_RECORD SET_.
= = = =

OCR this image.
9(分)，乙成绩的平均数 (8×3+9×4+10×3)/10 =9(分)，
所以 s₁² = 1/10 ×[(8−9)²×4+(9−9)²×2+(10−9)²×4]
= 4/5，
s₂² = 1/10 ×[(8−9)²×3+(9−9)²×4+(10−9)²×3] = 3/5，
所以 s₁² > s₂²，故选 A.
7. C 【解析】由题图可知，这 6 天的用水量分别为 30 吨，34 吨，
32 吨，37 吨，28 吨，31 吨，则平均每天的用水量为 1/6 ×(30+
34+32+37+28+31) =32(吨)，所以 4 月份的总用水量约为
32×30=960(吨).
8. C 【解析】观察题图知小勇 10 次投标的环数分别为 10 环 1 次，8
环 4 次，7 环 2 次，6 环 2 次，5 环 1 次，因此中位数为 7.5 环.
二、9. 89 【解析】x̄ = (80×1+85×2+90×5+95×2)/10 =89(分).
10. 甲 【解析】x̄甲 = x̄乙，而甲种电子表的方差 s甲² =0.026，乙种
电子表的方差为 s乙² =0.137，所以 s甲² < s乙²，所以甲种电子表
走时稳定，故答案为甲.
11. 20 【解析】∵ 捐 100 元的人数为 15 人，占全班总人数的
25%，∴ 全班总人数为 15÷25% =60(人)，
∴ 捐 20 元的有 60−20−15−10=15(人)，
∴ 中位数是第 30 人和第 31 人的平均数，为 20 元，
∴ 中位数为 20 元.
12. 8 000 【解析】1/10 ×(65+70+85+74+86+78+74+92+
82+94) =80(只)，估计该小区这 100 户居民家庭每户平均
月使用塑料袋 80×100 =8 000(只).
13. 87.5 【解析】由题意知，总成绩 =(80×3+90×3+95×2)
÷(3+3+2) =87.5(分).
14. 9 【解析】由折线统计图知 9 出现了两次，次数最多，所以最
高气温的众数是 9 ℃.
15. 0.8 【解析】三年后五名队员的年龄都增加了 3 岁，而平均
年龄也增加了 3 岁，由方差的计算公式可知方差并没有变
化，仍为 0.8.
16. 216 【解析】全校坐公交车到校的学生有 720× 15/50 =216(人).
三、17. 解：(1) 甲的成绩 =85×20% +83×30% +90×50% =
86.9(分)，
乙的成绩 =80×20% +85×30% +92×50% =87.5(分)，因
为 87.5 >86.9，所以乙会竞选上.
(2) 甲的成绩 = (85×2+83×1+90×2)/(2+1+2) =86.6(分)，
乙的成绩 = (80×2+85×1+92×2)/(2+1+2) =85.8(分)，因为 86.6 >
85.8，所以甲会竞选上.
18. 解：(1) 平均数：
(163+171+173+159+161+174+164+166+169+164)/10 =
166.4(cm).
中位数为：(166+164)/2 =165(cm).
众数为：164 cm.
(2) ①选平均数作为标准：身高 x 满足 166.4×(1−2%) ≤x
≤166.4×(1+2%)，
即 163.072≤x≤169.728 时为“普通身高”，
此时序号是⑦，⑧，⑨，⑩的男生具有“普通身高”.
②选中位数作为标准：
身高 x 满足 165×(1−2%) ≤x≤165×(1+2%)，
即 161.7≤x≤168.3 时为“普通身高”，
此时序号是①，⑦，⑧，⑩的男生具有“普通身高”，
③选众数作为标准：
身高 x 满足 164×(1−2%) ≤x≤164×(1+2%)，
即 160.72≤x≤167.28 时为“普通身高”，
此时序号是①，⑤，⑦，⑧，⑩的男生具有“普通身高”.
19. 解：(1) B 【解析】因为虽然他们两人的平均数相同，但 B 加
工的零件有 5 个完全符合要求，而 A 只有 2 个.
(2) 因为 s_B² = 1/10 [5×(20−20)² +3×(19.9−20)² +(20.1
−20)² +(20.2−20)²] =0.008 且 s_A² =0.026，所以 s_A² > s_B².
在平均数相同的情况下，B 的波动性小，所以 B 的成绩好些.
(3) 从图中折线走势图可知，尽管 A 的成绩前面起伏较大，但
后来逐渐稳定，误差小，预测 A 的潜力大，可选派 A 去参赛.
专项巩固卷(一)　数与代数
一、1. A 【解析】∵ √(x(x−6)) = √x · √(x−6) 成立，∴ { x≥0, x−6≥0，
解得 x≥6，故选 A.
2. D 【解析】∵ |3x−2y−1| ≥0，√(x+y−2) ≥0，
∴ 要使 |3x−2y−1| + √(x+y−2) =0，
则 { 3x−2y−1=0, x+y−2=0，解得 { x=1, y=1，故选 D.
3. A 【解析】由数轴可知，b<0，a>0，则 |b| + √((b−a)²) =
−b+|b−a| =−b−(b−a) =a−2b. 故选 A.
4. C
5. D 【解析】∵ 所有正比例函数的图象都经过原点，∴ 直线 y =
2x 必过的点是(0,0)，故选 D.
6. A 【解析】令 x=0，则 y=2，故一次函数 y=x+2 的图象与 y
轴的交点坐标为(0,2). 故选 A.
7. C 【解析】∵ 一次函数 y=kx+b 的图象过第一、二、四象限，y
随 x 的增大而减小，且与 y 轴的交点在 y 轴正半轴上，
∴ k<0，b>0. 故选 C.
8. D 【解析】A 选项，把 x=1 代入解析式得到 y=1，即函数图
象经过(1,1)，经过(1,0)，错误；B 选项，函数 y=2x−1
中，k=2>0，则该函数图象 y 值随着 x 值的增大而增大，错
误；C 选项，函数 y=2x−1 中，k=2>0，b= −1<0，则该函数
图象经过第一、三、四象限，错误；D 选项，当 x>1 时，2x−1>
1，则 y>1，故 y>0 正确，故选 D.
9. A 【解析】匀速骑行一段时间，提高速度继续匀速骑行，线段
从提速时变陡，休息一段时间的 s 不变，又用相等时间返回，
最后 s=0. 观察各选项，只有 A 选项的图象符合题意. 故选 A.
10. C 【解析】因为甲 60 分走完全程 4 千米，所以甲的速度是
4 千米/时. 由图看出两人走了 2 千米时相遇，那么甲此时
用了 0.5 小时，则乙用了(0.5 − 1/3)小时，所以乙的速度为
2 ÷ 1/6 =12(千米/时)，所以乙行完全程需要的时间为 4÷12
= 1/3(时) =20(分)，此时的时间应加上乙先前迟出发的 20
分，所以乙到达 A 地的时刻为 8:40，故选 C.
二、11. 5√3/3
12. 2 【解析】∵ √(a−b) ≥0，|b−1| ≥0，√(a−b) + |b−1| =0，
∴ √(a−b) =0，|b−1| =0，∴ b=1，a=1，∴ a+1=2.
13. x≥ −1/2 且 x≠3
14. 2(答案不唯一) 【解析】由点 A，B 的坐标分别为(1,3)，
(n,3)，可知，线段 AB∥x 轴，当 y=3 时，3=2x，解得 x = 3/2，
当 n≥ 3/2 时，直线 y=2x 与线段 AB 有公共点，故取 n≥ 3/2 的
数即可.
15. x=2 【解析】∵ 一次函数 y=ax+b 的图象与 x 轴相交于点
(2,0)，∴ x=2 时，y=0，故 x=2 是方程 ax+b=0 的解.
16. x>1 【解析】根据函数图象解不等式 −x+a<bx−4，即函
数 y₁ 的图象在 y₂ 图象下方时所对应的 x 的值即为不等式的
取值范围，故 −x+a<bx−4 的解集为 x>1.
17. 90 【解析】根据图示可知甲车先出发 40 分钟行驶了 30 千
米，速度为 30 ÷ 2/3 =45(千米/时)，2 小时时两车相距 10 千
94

= = = =

_EXERCISE AIM_. Return each line of the data exactly as written above.

_WORKED ANSWER_.
OCR this image.
9(分)，乙成绩的平均数 (8×3+9×4+10×3)/10 =9(分)，
所以 s₁² = 1/10 ×[(8−9)²×4+(9−9)²×2+(10−9)²×4]
= 4/5，
s₂² = 1/10 ×[(8−9)²×3+(9−9)²×4+(10−9)²×3] = 3/5，
所以 s₁² > s₂²，故选 A.
7. C 【解析】由题图可知，这 6 天的用水量分别为 30 吨，34 吨，
32 吨，37 吨，28 吨，31 吨，则平均每天的用水量为 1/6 ×(30+
34+32+37+28+31) =32(吨)，所以 4 月份的总用水量约为
32×30=960(吨).
8. C 【解析】观察题图知小勇 10 次投标的环数分别为 10 环 1 次，8
环 4 次，7 环 2 次，6 环 2 次，5 环 1 次，因此中位数为 7.5 环.
二、9. 89 【解析】x̄ = (80×1+85×2+90×5+95×2)/10 =89(分).
10. 甲 【解析】x̄甲 = x̄乙，而甲种电子表的方差 s甲² =0.026，乙种
电子表的方差为 s乙² =0.137，所以 s甲² < s乙²，所以甲种电子表
走时稳定，故答案为甲.
11. 20 【解析】∵ 捐 100 元的人数为 15 人，占全班总人数的
25%，∴ 全班总人数为 15÷25% =60(人)，
∴ 捐 20 元的有 60−20−15−10=15(人)，
∴ 中位数是第 30 人和第 31 人的平均数，为 20 元，
∴ 中位数为 20 元.
12. 8 000 【解析】1/10 ×(65+70+85+74+86+78+74+92+
82+94) =80(只)，估计该小区这 100 户居民家庭每户平均
月使用塑料袋 80×100 =8 000(只).
13. 87.5 【解析】由题意知，总成绩 =(80×3+90×3+95×2)
÷(3+3+2) =87.5(分).
14. 9 【解析】由折线统计图知 9 出现了两次，次数最多，所以最
高气温的众数是 9 ℃.
15. 0.8 【解析】三年后五名队员的年龄都增加了 3 岁，而平均
年龄也增加了 3 岁，由方差的计算公式可知方差并没有变
化，仍为 0.8.
16. 216 【解析】全校坐公交车到校的学生有 720× 15/50 =216(人).
三、17. 解：(1) 甲的成绩 =85×20% +83×30% +90×50% =
86.9(分)，
乙的成绩 =80×20% +85×30% +92×50% =87.5(分)，因
为 87.5 >86.9，所以乙会竞选上.
(2) 甲的成绩 = (85×2+83×1+90×2)/(2+1+2) =86.6(分)，
乙的成绩 = (80×2+85×1+92×2)/(2+1+2) =85.8(分)，因为 86.6 >
85.8，所以甲会竞选上.
18. 解：(1) 平均数：
(163+171+173+159+161+174+164+166+169+164)/10 =
166.4(cm).
中位数为：(166+164)/2 =165(cm).
众数为：164 cm.
(2) ①选平均数作为标准：身高 x 满足 166.4×(1−2%) ≤x
≤166.4×(1+2%)，
即 163.072≤x≤169.728 时为“普通身高”，
此时序号是⑦，⑧，⑨，⑩的男生具有“普通身高”.
②选中位数作为标准：
身高 x 满足 165×(1−2%) ≤x≤165×(1+2%)，
即 161.7≤x≤168.3 时为“普通身高”，
此时序号是①，⑦，⑧，⑩的男生具有“普通身高”，
③选众数作为标准：
身高 x 满足 164×(1−2%) ≤x≤164×(1+2%)，
即 160.72≤x≤167.28 时为“普通身高”，
此时序号是①，⑤，⑦，⑧，⑩的男生具有“普通身高”.
19. 解：(1) B 【解析】因为虽然他们两人的平均数相同，但 B 加
工的零件有 5 个完全符合要求，而 A 只有 2 个.
(2) 因为 s_B² = 1/10 [5×(20−20)² +3×(19.9−20)² +(20.1
−20)² +(20.2−20)²] =0.008 且 s_A² =0.026，所以 s_A² > s_B².
在平均数相同的情况下，B 的波动性小，所以 B 的成绩好些.
(3) 从图中折线走势图可知，尽管 A 的成绩前面起伏较大，但
后来逐渐稳定，误差小，预测 A 的潜力大，可选派 A 去参赛.
专项巩固卷(一)　数与代数
一、1. A 【解析】∵ √(x(x−6)) = √x · √(x−6) 成立，∴ { x≥0, x−6≥0，
解得 x≥6，故选 A.
2. D 【解析】∵ |3x−2y−1| ≥0，√(x+y−2) ≥0，
∴ 要使 |3x−2y−1| + √(x+y−2) =0，
则 { 3x−2y−1=0, x+y−2=0，解得 { x=1, y=1，故选 D.
3. A 【解析】由数轴可知，b<0，a>0，则 |b| + √((b−a)²) =
−b+|b−a| =−b−(b−a) =a−2b. 故选 A.
4. C
5. D 【解析】∵ 所有正比例函数的图象都经过原点，∴ 直线 y =
2x 必过的点是(0,0)，故选 D.
6. A 【解析】令 x=0，则 y=2，故一次函数 y=x+2 的图象与 y
轴的交点坐标为(0,2). 故选 A.
7. C 【解析】∵ 一次函数 y=kx+b 的图象过第一、二、四象限，y
随 x 的增大而减小，且与 y 轴的交点在 y 轴正半轴上，
∴ k<0，b>0. 故选 C.
8. D 【解析】A 选项，把 x=1 代入解析式得到 y=1，即函数图
象经过(1,1)，经过(1,0)，错误；B 选项，函数 y=2x−1
中，k=2>0，则该函数图象 y 值随着 x 值的增大而增大，错
误；C 选项，函数 y=2x−1 中，k=2>0，b= −1<0，则该函数
图象经过第一、三、四象限，错误；D 选项，当 x>1 时，2x−1>
1，则 y>1，故 y>0 正确，故选 D.
9. A 【解析】匀速骑行一段时间，提高速度继续匀速骑行，线段
从提速时变陡，休息一段时间的 s 不变，又用相等时间返回，
最后 s=0. 观察各选项，只有 A 选项的图象符合题意. 故选 A.
10. C 【解析】因为甲 60 分走完全程 4 千米，所以甲的速度是
4 千米/时. 由图看出两人走了 2 千米时相遇，那么甲此时
用了 0.5 小时，则乙用了(0.5 − 1/3)小时，所以乙的速度为
2 ÷ 1/6 =12(千米/时)，所以乙行完全程需要的时间为 4÷12
= 1/3(时) =20(分)，此时的时间应加上乙先前迟出发的 20
分，所以乙到达 A 地的时刻为 8:40，故选 C.
二、11. 5√3/3
12. 2 【解析】∵ √(a−b) ≥0，|b−1| ≥0，√(a−b) + |b−1| =0，
∴ √(a−b) =0，|b−1| =0，∴ b=1，a=1，∴ a+1=2.
13. x≥ −1/2 且 x≠3
14. 2(答案不唯一) 【解析】由点 A，B 的坐标分别为(1,3)，
(n,3)，可知，线段 AB∥x 轴，当 y=3 时，3=2x，解得 x = 3/2，
当 n≥ 3/2 时，直线 y=2x 与线段 AB 有公共点，故取 n≥ 3/2 的
数即可.
15. x=2 【解析】∵ 一次函数 y=ax+b 的图象与 x 轴相交于点
(2,0)，∴ x=2 时，y=0，故 x=2 是方程 ax+b=0 的解.
16. x>1 【解析】根据函数图象解不等式 −x+a<bx−4，即函
数 y₁ 的图象在 y₂ 图象下方时所对应的 x 的值即为不等式的
取值范围，故 −x+a<bx−4 的解集为 x>1.
17. 90 【解析】根据图示可知甲车先出发 40 分钟行驶了 30 千
米，速度为 30 ÷ 2/3 =45(千米/时)，2 小时时两车相距 10 千
94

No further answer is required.